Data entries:
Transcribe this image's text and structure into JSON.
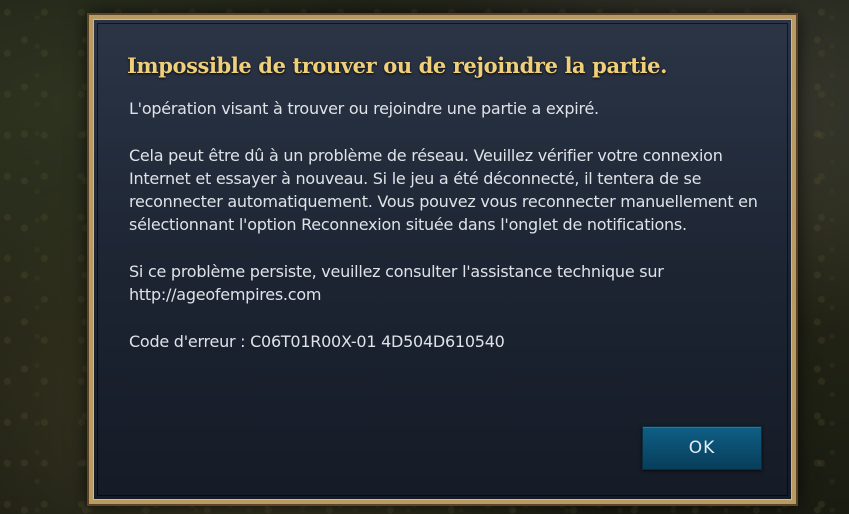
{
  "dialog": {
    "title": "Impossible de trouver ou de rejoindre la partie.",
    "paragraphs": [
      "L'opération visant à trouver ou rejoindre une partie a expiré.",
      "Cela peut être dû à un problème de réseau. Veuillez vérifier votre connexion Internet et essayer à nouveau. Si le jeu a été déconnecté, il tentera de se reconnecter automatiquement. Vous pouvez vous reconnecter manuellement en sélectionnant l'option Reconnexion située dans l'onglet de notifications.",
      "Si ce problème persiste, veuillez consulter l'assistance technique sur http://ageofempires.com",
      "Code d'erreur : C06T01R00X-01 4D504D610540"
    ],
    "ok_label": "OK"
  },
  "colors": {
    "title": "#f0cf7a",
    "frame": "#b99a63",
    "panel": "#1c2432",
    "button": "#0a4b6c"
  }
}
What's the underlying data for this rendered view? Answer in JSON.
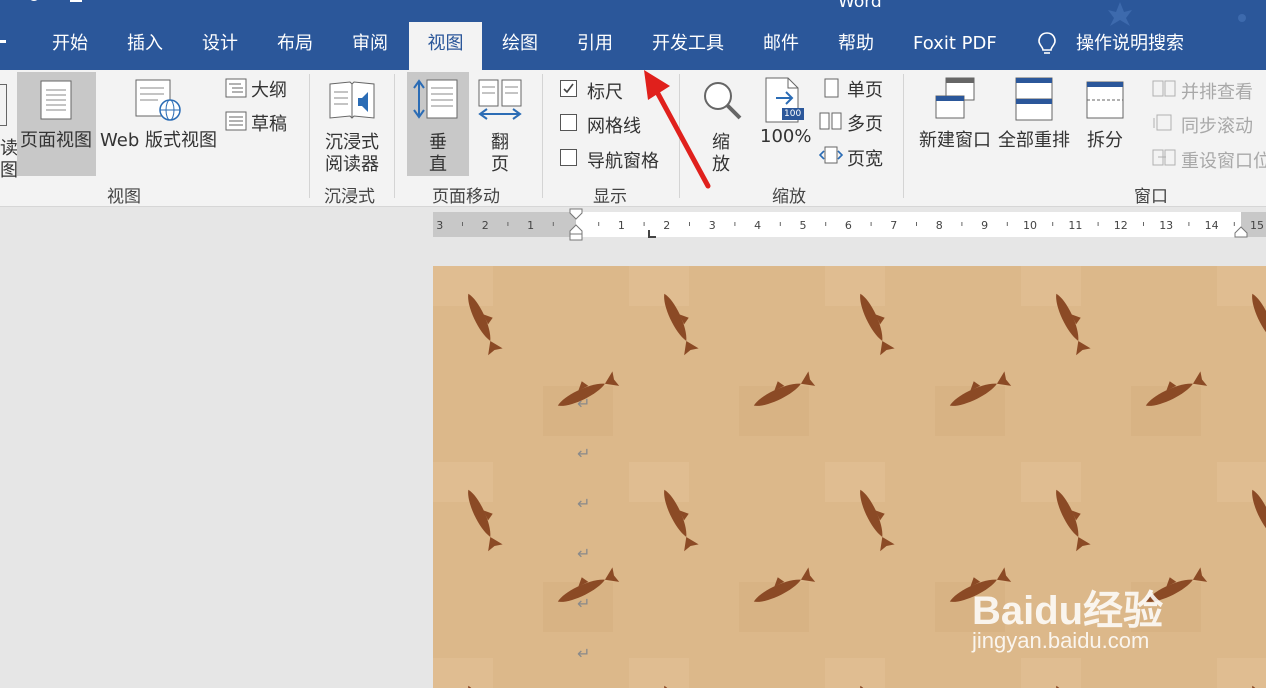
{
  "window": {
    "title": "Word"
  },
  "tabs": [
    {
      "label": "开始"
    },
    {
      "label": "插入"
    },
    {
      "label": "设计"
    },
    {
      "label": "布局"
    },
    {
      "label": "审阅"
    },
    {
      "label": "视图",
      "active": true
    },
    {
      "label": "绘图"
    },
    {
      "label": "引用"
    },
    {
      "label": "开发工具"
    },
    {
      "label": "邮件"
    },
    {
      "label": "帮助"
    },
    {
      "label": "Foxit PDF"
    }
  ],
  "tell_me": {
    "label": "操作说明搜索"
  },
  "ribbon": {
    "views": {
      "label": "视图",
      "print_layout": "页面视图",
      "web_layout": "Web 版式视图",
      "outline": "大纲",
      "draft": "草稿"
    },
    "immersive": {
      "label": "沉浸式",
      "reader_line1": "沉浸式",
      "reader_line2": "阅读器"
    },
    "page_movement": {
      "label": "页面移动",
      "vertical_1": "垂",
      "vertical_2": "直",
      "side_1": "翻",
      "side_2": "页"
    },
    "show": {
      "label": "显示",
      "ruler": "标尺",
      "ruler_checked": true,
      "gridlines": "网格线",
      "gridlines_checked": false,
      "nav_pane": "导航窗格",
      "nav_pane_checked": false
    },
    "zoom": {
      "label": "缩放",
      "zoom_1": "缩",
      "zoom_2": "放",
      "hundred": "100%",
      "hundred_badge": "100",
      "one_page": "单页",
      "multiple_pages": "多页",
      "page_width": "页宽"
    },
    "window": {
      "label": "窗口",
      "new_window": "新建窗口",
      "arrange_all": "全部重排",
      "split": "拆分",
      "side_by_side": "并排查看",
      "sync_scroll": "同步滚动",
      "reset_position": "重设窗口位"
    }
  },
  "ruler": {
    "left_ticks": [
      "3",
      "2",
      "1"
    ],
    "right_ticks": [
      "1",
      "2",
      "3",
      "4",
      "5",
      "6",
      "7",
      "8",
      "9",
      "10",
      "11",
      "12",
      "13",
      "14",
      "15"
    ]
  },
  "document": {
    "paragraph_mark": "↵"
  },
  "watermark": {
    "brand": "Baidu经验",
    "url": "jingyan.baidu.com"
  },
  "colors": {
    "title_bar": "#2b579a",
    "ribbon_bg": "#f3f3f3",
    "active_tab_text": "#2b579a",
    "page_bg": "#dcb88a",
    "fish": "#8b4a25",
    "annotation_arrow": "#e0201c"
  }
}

** Do this **
Report only the number of lines that hold the string "false" in this listing.

** Final answer **
2